_WHAT TO PRODUCE:_ Identify the lines bearing the string "preprocessing" and gather them.

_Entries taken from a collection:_
=-=-=-=-=

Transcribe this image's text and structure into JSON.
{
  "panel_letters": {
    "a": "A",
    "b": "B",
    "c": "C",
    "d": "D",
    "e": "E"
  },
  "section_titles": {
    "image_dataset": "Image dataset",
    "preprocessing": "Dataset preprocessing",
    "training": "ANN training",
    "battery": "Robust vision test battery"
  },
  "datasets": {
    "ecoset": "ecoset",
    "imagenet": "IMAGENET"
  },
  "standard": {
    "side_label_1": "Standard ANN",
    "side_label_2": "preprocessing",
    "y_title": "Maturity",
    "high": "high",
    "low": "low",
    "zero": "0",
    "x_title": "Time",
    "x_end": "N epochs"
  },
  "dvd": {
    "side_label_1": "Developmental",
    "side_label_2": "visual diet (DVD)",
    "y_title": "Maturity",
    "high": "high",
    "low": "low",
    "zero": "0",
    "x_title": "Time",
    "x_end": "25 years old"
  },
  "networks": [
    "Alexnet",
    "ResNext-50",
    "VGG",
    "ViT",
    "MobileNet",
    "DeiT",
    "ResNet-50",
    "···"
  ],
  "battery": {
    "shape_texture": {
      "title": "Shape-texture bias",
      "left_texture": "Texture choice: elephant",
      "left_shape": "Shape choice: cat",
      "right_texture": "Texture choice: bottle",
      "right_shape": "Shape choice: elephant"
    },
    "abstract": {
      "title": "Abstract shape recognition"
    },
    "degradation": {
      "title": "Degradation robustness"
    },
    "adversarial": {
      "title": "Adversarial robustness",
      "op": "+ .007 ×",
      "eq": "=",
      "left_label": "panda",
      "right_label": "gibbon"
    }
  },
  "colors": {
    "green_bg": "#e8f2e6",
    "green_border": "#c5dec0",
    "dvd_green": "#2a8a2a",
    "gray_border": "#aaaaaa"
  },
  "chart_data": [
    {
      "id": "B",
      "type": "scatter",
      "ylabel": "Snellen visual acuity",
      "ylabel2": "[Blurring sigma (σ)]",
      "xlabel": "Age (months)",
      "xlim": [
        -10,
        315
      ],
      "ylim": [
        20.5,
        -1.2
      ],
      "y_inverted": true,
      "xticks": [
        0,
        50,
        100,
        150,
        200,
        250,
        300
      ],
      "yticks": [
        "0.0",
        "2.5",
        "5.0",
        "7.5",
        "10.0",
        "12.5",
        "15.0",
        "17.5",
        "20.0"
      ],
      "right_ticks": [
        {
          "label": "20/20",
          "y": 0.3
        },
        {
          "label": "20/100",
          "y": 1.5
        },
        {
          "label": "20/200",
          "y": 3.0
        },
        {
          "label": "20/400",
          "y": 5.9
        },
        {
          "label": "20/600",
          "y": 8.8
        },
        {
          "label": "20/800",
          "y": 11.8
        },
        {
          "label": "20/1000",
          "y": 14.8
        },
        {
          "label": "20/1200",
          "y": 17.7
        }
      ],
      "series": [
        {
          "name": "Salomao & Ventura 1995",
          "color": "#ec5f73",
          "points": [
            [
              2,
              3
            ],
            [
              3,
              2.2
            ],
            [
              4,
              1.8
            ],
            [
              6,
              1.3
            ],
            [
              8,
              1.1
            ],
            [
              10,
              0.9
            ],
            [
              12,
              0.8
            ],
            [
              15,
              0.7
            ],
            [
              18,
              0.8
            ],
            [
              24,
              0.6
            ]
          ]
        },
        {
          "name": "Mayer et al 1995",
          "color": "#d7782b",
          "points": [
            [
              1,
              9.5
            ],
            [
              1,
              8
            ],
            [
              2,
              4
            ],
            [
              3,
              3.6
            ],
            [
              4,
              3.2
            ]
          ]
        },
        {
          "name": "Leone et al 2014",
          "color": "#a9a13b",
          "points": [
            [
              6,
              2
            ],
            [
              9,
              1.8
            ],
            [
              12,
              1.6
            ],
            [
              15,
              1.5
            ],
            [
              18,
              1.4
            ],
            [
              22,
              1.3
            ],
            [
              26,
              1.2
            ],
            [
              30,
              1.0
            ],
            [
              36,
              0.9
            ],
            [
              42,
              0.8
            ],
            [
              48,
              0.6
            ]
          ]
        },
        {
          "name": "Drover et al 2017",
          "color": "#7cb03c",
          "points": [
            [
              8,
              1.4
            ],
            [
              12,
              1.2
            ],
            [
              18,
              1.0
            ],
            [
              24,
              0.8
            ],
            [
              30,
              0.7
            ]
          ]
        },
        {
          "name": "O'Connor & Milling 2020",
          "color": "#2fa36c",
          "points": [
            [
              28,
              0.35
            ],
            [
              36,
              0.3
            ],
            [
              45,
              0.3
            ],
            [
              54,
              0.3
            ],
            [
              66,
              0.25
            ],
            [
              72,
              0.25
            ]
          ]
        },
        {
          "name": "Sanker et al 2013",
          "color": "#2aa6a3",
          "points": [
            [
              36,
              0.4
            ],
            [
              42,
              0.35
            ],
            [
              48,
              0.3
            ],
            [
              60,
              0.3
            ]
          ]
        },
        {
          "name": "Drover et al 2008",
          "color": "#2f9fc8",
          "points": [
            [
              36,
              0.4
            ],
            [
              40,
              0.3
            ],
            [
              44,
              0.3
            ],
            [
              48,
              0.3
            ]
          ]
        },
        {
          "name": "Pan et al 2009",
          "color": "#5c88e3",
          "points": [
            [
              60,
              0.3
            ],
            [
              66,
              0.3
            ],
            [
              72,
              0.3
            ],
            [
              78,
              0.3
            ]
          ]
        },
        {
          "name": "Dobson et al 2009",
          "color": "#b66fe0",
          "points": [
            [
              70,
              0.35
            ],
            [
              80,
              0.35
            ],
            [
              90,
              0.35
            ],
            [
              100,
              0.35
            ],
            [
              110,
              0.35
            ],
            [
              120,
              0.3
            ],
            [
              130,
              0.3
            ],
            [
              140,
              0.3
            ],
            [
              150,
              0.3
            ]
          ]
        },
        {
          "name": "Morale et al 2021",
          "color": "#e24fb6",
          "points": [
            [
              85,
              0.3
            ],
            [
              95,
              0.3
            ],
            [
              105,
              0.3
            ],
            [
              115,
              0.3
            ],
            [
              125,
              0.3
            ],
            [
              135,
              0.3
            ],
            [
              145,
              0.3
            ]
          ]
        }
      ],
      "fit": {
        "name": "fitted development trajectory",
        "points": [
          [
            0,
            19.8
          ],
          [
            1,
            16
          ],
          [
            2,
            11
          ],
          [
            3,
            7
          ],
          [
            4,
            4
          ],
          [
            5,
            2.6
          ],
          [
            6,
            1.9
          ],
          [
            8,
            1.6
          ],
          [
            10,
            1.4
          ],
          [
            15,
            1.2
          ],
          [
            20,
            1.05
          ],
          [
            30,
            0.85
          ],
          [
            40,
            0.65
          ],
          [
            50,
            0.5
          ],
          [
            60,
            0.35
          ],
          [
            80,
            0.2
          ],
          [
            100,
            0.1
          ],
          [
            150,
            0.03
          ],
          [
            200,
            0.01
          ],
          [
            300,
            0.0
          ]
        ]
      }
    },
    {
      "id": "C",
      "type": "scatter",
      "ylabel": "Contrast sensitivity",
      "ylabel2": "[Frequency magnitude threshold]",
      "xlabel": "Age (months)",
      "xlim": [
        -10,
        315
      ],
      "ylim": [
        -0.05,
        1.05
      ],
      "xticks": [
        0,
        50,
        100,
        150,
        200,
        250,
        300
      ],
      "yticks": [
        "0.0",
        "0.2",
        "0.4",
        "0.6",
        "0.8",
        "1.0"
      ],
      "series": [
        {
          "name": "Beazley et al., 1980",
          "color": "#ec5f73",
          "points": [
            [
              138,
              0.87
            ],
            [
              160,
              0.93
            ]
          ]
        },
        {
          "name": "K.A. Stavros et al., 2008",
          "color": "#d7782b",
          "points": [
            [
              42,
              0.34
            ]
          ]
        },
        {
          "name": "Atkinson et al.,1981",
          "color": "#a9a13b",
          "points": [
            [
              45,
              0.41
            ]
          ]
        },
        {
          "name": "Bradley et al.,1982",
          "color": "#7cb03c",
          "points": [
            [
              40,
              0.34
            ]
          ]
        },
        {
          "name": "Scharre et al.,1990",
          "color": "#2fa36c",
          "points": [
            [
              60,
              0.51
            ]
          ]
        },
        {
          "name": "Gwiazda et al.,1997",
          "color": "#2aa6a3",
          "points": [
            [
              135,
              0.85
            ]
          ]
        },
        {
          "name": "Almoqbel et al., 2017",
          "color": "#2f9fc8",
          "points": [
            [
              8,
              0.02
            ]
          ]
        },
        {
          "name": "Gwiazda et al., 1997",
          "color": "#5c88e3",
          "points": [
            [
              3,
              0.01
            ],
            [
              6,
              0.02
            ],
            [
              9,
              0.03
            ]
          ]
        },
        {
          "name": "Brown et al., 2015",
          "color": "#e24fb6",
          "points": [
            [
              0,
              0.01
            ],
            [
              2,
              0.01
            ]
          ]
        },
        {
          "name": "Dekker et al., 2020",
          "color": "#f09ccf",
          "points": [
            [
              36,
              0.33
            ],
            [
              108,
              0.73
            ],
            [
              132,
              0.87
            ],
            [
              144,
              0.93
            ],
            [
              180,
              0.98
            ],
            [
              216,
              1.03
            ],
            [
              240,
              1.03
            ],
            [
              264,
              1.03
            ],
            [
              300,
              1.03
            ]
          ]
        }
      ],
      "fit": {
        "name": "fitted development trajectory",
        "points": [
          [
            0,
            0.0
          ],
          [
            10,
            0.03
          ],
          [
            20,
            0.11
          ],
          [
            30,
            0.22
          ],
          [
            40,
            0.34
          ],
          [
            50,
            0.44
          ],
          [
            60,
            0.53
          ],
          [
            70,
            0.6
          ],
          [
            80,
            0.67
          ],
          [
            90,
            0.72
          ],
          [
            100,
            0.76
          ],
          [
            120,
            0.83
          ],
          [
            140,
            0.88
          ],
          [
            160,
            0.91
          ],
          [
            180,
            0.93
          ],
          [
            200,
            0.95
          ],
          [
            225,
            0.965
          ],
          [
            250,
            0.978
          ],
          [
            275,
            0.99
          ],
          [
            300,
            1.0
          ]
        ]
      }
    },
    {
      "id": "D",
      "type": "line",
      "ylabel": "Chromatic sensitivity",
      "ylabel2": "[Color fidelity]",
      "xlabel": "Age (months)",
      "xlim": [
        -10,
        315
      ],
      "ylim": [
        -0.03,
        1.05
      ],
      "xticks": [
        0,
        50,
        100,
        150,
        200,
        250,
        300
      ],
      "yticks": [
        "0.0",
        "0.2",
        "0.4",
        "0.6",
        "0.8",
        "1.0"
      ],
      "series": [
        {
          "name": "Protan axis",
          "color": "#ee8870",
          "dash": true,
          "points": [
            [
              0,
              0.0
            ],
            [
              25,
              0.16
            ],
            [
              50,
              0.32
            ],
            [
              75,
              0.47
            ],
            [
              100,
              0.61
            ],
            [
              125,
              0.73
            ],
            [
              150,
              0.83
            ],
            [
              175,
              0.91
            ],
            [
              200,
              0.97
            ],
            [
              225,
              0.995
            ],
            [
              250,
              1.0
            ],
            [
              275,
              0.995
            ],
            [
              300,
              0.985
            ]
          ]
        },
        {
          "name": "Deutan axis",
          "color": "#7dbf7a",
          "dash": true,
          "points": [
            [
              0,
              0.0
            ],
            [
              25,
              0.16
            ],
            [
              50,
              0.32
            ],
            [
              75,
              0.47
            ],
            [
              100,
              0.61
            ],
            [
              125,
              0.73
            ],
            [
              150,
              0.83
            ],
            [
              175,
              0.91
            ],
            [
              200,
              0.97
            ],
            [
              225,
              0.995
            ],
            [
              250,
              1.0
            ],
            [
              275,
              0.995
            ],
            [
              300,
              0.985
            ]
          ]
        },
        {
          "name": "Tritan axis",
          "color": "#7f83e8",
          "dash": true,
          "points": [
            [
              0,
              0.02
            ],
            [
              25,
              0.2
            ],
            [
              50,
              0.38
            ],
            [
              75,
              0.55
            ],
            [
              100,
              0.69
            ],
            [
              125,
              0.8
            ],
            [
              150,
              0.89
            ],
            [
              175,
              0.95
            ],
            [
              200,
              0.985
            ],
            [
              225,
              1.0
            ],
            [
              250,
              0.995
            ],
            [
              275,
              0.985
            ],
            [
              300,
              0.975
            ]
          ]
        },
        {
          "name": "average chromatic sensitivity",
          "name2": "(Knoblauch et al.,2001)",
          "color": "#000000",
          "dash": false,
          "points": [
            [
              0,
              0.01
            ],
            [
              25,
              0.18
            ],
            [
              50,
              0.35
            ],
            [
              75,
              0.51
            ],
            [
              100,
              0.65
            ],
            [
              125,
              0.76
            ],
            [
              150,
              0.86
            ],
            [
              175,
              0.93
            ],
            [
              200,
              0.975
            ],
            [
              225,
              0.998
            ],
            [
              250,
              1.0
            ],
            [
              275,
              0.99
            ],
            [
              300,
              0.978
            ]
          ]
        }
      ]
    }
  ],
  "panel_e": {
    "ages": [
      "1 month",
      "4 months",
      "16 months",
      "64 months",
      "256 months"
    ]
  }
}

=-=-=-=-=

_OUTPUT BELOW:_
    "preprocessing": "Dataset preprocessing",
    "side_label_2": "preprocessing",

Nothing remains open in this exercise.